§ Stored entries:

++++++++++++++++++++

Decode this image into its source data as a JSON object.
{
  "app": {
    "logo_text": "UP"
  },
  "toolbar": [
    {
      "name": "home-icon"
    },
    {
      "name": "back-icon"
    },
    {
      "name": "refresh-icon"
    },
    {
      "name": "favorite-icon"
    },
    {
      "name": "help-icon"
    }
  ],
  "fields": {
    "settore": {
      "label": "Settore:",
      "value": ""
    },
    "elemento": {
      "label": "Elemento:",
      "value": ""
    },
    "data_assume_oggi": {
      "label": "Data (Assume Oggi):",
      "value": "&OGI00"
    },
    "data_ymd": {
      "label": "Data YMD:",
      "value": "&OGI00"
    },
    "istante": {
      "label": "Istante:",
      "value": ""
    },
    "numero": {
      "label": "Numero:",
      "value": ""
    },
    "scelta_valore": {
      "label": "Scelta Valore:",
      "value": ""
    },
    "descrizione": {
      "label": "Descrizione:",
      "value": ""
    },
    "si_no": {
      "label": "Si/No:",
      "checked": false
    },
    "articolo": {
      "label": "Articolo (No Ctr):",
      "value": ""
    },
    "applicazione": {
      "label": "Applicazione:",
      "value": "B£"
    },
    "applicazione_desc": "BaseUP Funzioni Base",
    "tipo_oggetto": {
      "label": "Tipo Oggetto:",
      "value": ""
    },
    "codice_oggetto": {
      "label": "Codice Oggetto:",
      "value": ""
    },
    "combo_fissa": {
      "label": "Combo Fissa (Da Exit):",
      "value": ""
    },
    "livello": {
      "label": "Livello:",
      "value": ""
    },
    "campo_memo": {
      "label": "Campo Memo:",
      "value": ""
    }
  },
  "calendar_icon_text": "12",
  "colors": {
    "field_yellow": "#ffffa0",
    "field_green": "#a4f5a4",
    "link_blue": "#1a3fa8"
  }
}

++++++++++++++++++++

§ What to do: Using the records above, select and copy every line that has the word "name".

§ Response:
      "name": "home-icon"
      "name": "back-icon"
      "name": "refresh-icon"
      "name": "favorite-icon"
      "name": "help-icon"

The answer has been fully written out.